**Task directions**
When you reach a picture, skip it, and retype every line below exactly.

(Records to process begins)

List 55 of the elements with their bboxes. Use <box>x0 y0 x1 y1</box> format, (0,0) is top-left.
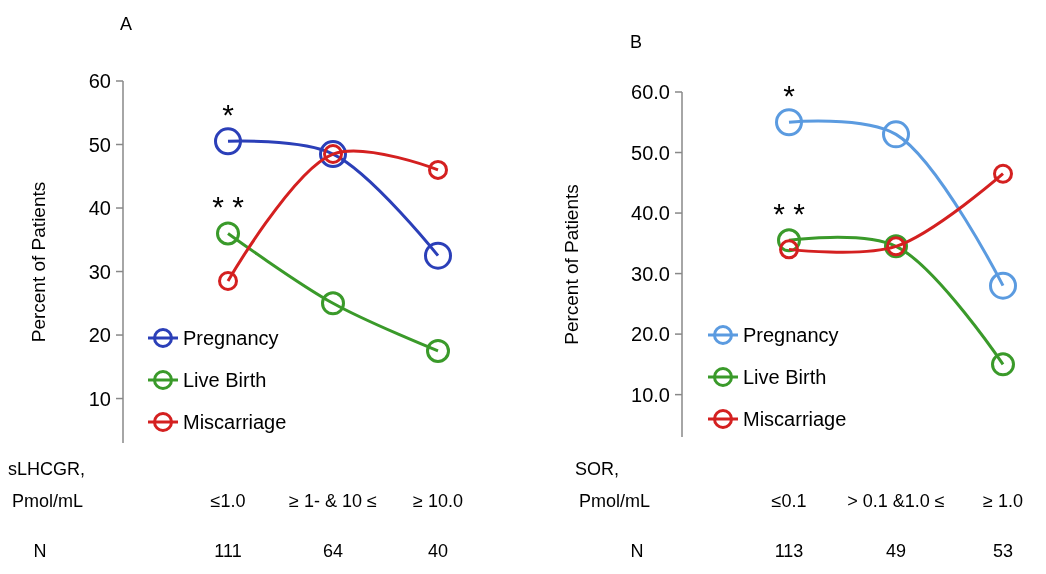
legend-label: Pregnancy <box>743 324 839 346</box>
annotation: * * <box>212 190 245 224</box>
x-tick-label: ≥ 1.0 <box>983 491 1023 511</box>
y-tick-label: 50.0 <box>631 141 670 164</box>
y-tick-label: 30 <box>88 260 111 283</box>
legend-label: Pregnancy <box>183 327 279 349</box>
text: N <box>33 541 47 561</box>
x-tick-label: ≥ 1- & 10 ≤ <box>289 491 378 511</box>
text: 53 <box>992 541 1014 561</box>
point <box>993 163 1013 184</box>
point <box>424 241 452 270</box>
text: N <box>630 541 644 561</box>
y-tick-label: 40.0 <box>631 202 670 225</box>
point <box>989 271 1017 300</box>
annotation: * <box>222 98 235 132</box>
legend-label: Live Birth <box>183 369 267 391</box>
chart-title: B <box>630 32 643 52</box>
point <box>428 159 448 180</box>
y-tick-label: 60 <box>88 70 111 92</box>
legend-label: Miscarriage <box>743 408 847 430</box>
point <box>882 120 910 149</box>
y-axis-title: Percent of Patients <box>561 184 582 345</box>
y-tick-label: 30.0 <box>631 262 670 285</box>
annotation: * * <box>773 197 806 231</box>
x-axis-title: SOR, Pmol/mL <box>575 459 651 511</box>
point <box>218 271 238 292</box>
x-tick-label: ≥ 10.0 <box>413 491 463 511</box>
y-axis-title: Percent of Patients <box>28 181 49 343</box>
y-tick-label: 20 <box>88 324 111 347</box>
y-tick-label: 20.0 <box>631 323 670 346</box>
annotation: * <box>783 79 796 113</box>
x-tick-label: ≤1.0 <box>210 491 246 511</box>
x-tick-label: > 0.1 &1.0 ≤ <box>847 491 945 511</box>
text: 113 <box>774 541 804 561</box>
point <box>991 352 1015 377</box>
x-axis-title: sLHCGR, Pmol/mL <box>8 459 86 511</box>
legend-label: Live Birth <box>743 366 827 388</box>
text: 111 <box>214 541 242 561</box>
chart-title: A <box>120 14 133 34</box>
point <box>321 291 345 316</box>
point <box>216 221 240 246</box>
y-tick-label: 10.0 <box>631 383 670 406</box>
legend-label: Miscarriage <box>183 411 287 433</box>
point <box>426 338 450 363</box>
y-tick-label: 10 <box>88 387 111 410</box>
text: 64 <box>322 541 344 561</box>
point <box>775 108 803 137</box>
y-tick-label: 50 <box>88 133 111 156</box>
text: 49 <box>885 541 907 561</box>
point <box>214 127 242 156</box>
point <box>779 239 799 260</box>
y-tick-label: 40 <box>88 197 111 220</box>
x-tick-label: ≤0.1 <box>771 491 807 511</box>
y-tick-label: 60.0 <box>631 81 670 103</box>
text: 40 <box>427 541 449 561</box>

(Records to process ends)

**Answer to this task**
List 55 of the elements with their bboxes. Use <box>x0 y0 x1 y1</box> format, (0,0) is top-left.
legend-label: Pregnancy <box>743 324 839 346</box>
annotation: * * <box>212 190 245 224</box>
x-tick-label: ≥ 1.0 <box>983 491 1023 511</box>
y-tick-label: 50.0 <box>631 141 670 164</box>
y-tick-label: 30 <box>88 260 111 283</box>
legend-label: Pregnancy <box>183 327 279 349</box>
text: N <box>33 541 47 561</box>
x-tick-label: ≥ 1- & 10 ≤ <box>289 491 378 511</box>
text: 53 <box>992 541 1014 561</box>
point <box>993 163 1013 184</box>
point <box>424 241 452 270</box>
text: N <box>630 541 644 561</box>
y-tick-label: 40.0 <box>631 202 670 225</box>
point <box>989 271 1017 300</box>
annotation: * <box>222 98 235 132</box>
legend-label: Live Birth <box>183 369 267 391</box>
chart-title: B <box>630 32 643 52</box>
point <box>428 159 448 180</box>
y-tick-label: 60 <box>88 70 111 92</box>
legend-label: Miscarriage <box>743 408 847 430</box>
point <box>882 120 910 149</box>
y-axis-title: Percent of Patients <box>561 184 582 345</box>
y-tick-label: 30.0 <box>631 262 670 285</box>
annotation: * * <box>773 197 806 231</box>
x-axis-title: SOR, Pmol/mL <box>575 459 651 511</box>
point <box>218 271 238 292</box>
x-tick-label: ≥ 10.0 <box>413 491 463 511</box>
y-axis-title: Percent of Patients <box>28 181 49 343</box>
y-tick-label: 20 <box>88 324 111 347</box>
y-tick-label: 20.0 <box>631 323 670 346</box>
annotation: * <box>783 79 796 113</box>
x-tick-label: ≤1.0 <box>210 491 246 511</box>
x-tick-label: > 0.1 &1.0 ≤ <box>847 491 945 511</box>
text: 113 <box>774 541 804 561</box>
point <box>991 352 1015 377</box>
x-axis-title: sLHCGR, Pmol/mL <box>8 459 86 511</box>
legend-label: Live Birth <box>743 366 827 388</box>
text: 111 <box>214 541 242 561</box>
chart-title: A <box>120 14 133 34</box>
point <box>321 291 345 316</box>
point <box>216 221 240 246</box>
y-tick-label: 10.0 <box>631 383 670 406</box>
legend-label: Miscarriage <box>183 411 287 433</box>
point <box>426 338 450 363</box>
y-tick-label: 10 <box>88 387 111 410</box>
text: 64 <box>322 541 344 561</box>
point <box>775 108 803 137</box>
y-tick-label: 50 <box>88 133 111 156</box>
text: 49 <box>885 541 907 561</box>
point <box>214 127 242 156</box>
point <box>779 239 799 260</box>
y-tick-label: 40 <box>88 197 111 220</box>
x-tick-label: ≤0.1 <box>771 491 807 511</box>
y-tick-label: 60.0 <box>631 81 670 103</box>
text: 40 <box>427 541 449 561</box>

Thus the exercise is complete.